## BEGIN
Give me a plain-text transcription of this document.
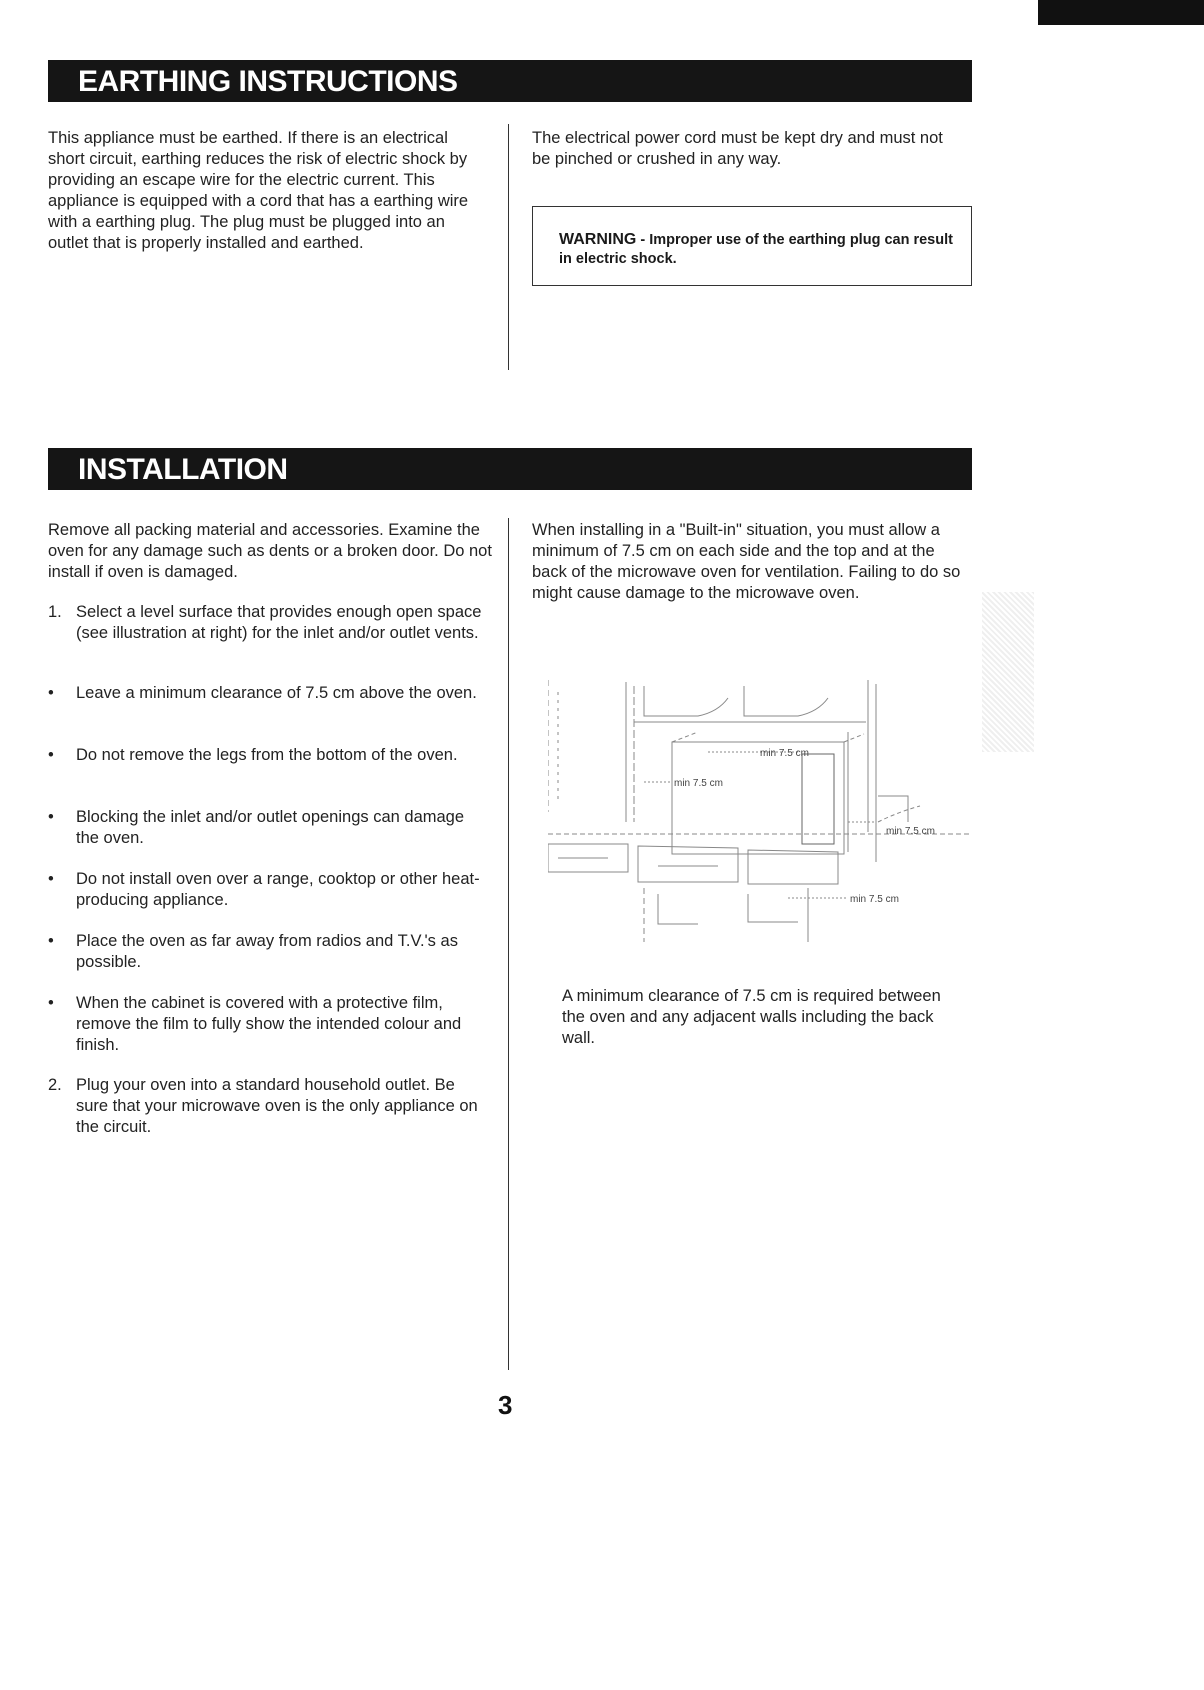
EARTHING INSTRUCTIONS

This appliance must be earthed. If there is an electrical short circuit, earthing reduces the risk of electric shock by providing an escape wire for the electric current. This appliance is equipped with a cord that has a earthing wire with a earthing plug. The plug must be plugged into an outlet that is properly installed and earthed.

The electrical power cord must be kept dry and must not be pinched or crushed in any way.

WARNING - Improper use of the earthing plug can result in electric shock.

INSTALLATION

Remove all packing material and accessories. Examine the oven for any damage such as dents or a broken door. Do not install if oven is damaged.

1. Select a level surface that provides enough open space (see illustration at right) for the inlet and/or outlet vents.
•	Leave a minimum clearance of 7.5 cm above the oven.
•	Do not remove the legs from the bottom of the oven.
•	Blocking the inlet and/or outlet openings can damage the oven.
•	Do not install oven over a range, cooktop or other heat-producing appliance.
•	Place the oven as far away from radios and T.V.'s as possible.
•	When the cabinet is covered with a protective film, remove the film to fully show the intended colour and finish.
2. Plug your oven into a standard household outlet. Be sure that your microwave oven is the only appliance on the circuit.

When installing in a "Built-in" situation, you must allow a minimum of 7.5 cm on each side and the top and at the back of the microwave oven for ventilation. Failing to do so might cause damage to the microwave oven.

min 7.5 cm
min 7.5 cm
min 7.5 cm
min 7.5 cm

A minimum clearance of 7.5 cm is required between the oven and any adjacent walls including the back wall.

3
## END
TASK DETAILS: What is the number of lines that hold the string "from"? Give it alone.

ANSWER FOR THE TASK: 2